→ **TASK BRIEF**: Reproduce every line of the items below without any change.

→ **Element placement data**:

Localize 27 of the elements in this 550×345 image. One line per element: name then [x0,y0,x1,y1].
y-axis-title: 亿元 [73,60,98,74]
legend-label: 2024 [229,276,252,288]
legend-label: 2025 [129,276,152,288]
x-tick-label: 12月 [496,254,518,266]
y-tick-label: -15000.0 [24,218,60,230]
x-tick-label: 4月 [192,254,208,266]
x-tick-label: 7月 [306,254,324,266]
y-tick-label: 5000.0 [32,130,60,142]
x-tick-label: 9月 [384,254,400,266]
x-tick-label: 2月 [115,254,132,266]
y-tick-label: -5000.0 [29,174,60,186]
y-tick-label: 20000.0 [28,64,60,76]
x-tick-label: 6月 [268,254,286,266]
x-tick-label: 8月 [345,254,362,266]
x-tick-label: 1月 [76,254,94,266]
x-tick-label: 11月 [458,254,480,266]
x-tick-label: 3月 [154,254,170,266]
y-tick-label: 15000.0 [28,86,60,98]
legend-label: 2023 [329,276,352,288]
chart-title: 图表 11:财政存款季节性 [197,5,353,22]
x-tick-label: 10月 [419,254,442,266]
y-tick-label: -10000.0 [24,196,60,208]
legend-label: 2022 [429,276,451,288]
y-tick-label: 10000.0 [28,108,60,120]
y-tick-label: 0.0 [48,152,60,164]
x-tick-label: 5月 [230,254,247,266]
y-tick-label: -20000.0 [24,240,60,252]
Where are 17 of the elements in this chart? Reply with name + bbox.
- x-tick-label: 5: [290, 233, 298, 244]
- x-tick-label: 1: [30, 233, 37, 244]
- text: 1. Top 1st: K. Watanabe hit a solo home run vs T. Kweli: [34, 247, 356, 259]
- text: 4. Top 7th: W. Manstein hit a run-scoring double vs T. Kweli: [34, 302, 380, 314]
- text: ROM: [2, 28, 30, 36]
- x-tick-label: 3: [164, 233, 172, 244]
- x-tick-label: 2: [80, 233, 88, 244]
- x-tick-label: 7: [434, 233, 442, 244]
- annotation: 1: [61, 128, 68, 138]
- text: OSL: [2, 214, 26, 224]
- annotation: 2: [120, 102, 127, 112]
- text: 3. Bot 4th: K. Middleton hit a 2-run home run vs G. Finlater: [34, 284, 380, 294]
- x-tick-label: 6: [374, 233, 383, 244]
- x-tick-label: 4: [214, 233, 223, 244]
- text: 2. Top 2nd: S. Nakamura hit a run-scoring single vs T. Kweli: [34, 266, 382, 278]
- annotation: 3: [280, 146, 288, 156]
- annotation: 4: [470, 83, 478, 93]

→ **SOLUTION FOR THIS PROBLEM**:
Localize 27 of the elements in this 550×345 image. One line per element: name then [x0,y0,x1,y1].
y-axis-title: 亿元 [73,60,98,74]
legend-label: 2024 [229,276,252,288]
legend-label: 2025 [129,276,152,288]
x-tick-label: 12月 [496,254,518,266]
y-tick-label: -15000.0 [24,218,60,230]
x-tick-label: 4月 [192,254,208,266]
x-tick-label: 7月 [306,254,324,266]
y-tick-label: 5000.0 [32,130,60,142]
x-tick-label: 9月 [384,254,400,266]
x-tick-label: 2月 [115,254,132,266]
y-tick-label: -5000.0 [29,174,60,186]
y-tick-label: 20000.0 [28,64,60,76]
x-tick-label: 6月 [268,254,286,266]
x-tick-label: 8月 [345,254,362,266]
x-tick-label: 1月 [76,254,94,266]
x-tick-label: 11月 [458,254,480,266]
x-tick-label: 3月 [154,254,170,266]
y-tick-label: 15000.0 [28,86,60,98]
legend-label: 2023 [329,276,352,288]
chart-title: 图表 11:财政存款季节性 [197,5,353,22]
x-tick-label: 10月 [419,254,442,266]
y-tick-label: -10000.0 [24,196,60,208]
legend-label: 2022 [429,276,451,288]
y-tick-label: 10000.0 [28,108,60,120]
y-tick-label: 0.0 [48,152,60,164]
x-tick-label: 5月 [230,254,247,266]
y-tick-label: -20000.0 [24,240,60,252]
Where are 17 of the elements in this chart? Reply with name + bbox.
- x-tick-label: 5: [290, 233, 298, 244]
- x-tick-label: 1: [30, 233, 37, 244]
- text: 1. Top 1st: K. Watanabe hit a solo home run vs T. Kweli: [34, 247, 356, 259]
- text: 4. Top 7th: W. Manstein hit a run-scoring double vs T. Kweli: [34, 302, 380, 314]
- text: ROM: [2, 28, 30, 36]
- x-tick-label: 3: [164, 233, 172, 244]
- x-tick-label: 2: [80, 233, 88, 244]
- x-tick-label: 7: [434, 233, 442, 244]
- annotation: 1: [61, 128, 68, 138]
- text: OSL: [2, 214, 26, 224]
- annotation: 2: [120, 102, 127, 112]
- text: 3. Bot 4th: K. Middleton hit a 2-run home run vs G. Finlater: [34, 284, 380, 294]
- x-tick-label: 6: [374, 233, 383, 244]
- x-tick-label: 4: [214, 233, 223, 244]
- text: 2. Top 2nd: S. Nakamura hit a run-scoring single vs T. Kweli: [34, 266, 382, 278]
- annotation: 3: [280, 146, 288, 156]
- annotation: 4: [470, 83, 478, 93]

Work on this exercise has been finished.